--- BEGIN Exercise data ---

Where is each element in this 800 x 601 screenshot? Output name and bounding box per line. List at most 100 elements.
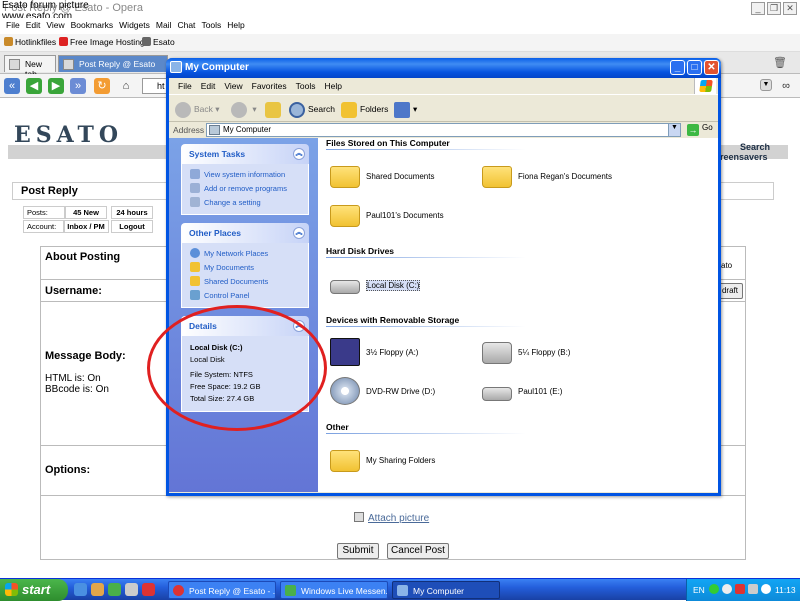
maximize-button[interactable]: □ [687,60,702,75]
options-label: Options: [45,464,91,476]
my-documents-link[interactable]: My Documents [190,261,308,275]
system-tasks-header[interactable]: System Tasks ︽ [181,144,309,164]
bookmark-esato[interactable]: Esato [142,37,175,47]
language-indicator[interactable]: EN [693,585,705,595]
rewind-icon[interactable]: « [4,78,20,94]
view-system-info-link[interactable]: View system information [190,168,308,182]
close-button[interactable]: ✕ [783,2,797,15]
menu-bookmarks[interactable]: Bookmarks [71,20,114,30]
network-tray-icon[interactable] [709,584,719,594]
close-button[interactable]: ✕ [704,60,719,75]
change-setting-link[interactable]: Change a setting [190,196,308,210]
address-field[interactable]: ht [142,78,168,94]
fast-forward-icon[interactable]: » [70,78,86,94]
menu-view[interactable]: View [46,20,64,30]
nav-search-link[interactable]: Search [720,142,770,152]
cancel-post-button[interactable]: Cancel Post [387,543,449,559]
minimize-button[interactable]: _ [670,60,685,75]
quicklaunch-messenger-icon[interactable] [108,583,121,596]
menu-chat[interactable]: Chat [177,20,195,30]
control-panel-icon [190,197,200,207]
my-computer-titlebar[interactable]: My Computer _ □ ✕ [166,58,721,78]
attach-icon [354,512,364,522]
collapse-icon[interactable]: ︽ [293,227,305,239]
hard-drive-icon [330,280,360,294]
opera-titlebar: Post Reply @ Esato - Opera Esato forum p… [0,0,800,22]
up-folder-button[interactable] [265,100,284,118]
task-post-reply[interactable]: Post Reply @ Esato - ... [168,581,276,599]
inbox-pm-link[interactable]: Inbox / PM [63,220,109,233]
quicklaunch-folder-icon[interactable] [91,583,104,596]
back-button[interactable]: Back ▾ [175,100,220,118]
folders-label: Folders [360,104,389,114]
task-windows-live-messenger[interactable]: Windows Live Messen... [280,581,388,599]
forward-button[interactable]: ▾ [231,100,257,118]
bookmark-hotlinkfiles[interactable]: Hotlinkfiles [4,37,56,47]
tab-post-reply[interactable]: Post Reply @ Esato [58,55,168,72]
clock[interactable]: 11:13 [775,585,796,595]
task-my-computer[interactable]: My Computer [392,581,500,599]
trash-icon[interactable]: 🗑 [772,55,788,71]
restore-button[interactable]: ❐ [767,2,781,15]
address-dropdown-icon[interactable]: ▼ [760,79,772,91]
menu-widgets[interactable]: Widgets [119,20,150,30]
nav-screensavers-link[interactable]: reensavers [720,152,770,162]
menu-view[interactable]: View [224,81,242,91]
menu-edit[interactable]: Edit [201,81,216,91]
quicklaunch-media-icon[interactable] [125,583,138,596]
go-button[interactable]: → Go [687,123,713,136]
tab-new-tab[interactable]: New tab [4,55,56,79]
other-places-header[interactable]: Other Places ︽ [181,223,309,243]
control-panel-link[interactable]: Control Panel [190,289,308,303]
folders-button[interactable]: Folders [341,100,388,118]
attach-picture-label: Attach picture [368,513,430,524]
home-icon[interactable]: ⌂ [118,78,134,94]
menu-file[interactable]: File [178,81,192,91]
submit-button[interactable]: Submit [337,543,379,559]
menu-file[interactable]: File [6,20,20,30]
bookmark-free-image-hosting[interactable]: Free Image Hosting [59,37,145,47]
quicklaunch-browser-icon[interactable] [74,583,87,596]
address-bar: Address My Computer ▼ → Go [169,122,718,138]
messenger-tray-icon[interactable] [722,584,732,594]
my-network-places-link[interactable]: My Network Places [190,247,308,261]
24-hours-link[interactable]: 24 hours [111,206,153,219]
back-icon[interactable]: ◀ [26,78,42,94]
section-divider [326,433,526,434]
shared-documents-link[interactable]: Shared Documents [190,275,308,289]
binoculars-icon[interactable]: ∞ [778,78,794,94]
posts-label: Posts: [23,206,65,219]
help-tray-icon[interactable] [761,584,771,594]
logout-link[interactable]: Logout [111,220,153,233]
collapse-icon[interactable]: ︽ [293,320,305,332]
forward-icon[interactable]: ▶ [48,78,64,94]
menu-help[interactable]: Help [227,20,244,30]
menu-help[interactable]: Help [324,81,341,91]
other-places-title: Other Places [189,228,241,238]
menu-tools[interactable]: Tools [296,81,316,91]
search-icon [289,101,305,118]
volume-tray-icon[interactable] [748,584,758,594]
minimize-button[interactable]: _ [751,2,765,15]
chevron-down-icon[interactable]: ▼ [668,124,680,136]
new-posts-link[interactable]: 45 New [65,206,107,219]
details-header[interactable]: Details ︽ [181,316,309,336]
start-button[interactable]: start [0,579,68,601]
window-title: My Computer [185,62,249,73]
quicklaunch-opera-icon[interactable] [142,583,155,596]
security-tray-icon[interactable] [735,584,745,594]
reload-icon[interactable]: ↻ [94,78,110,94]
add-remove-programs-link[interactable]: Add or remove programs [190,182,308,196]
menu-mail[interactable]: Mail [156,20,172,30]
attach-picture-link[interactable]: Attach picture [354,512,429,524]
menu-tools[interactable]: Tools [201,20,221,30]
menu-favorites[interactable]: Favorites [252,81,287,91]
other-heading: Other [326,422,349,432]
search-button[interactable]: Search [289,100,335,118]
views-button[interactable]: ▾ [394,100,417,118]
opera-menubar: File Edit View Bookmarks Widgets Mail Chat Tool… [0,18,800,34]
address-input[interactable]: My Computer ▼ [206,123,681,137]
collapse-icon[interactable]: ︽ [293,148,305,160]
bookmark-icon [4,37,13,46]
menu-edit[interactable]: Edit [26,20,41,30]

--- END Exercise data ---
--- BEGIN Exercise data ---

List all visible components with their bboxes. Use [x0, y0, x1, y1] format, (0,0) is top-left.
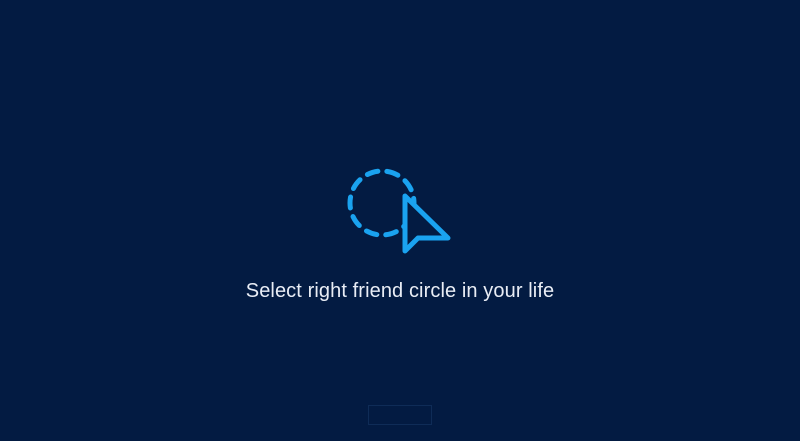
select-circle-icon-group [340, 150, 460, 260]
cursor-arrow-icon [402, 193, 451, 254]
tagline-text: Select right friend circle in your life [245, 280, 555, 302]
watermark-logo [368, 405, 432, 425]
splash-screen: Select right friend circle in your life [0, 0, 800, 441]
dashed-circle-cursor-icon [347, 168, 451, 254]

--- END Exercise data ---

Required task: Reproduce the material from the line with "Where is each" up to and including the line with "folders-label: Folders [360,104,389,114]", copying each line as it appears, and leave the picture out of your answer.

Result for this exercise:
Where is each element in this 800 x 601 screenshot? Output name and bounding box per line. List at most 100 elements.
maximize-button[interactable]: □ [687,60,702,75]
options-label: Options: [45,464,91,476]
my-documents-link[interactable]: My Documents [190,261,308,275]
system-tasks-header[interactable]: System Tasks ︽ [181,144,309,164]
bookmark-esato[interactable]: Esato [142,37,175,47]
language-indicator[interactable]: EN [693,585,705,595]
rewind-icon[interactable]: « [4,78,20,94]
view-system-info-link[interactable]: View system information [190,168,308,182]
close-button[interactable]: ✕ [783,2,797,15]
menu-bookmarks[interactable]: Bookmarks [71,20,114,30]
network-tray-icon[interactable] [709,584,719,594]
close-button[interactable]: ✕ [704,60,719,75]
change-setting-link[interactable]: Change a setting [190,196,308,210]
address-field[interactable]: ht [142,78,168,94]
fast-forward-icon[interactable]: » [70,78,86,94]
menu-view[interactable]: View [46,20,64,30]
nav-search-link[interactable]: Search [720,142,770,152]
cancel-post-button[interactable]: Cancel Post [387,543,449,559]
minimize-button[interactable]: _ [670,60,685,75]
quicklaunch-messenger-icon[interactable] [108,583,121,596]
menu-chat[interactable]: Chat [177,20,195,30]
control-panel-icon [190,197,200,207]
my-computer-titlebar[interactable]: My Computer _ □ ✕ [166,58,721,78]
attach-icon [354,512,364,522]
collapse-icon[interactable]: ︽ [293,227,305,239]
hard-drive-icon [330,280,360,294]
opera-titlebar: Post Reply @ Esato - Opera Esato forum p… [0,0,800,22]
up-folder-button[interactable] [265,100,284,118]
task-post-reply[interactable]: Post Reply @ Esato - ... [168,581,276,599]
inbox-pm-link[interactable]: Inbox / PM [63,220,109,233]
quicklaunch-folder-icon[interactable] [91,583,104,596]
back-button[interactable]: Back ▾ [175,100,220,118]
folders-label: Folders [360,104,389,114]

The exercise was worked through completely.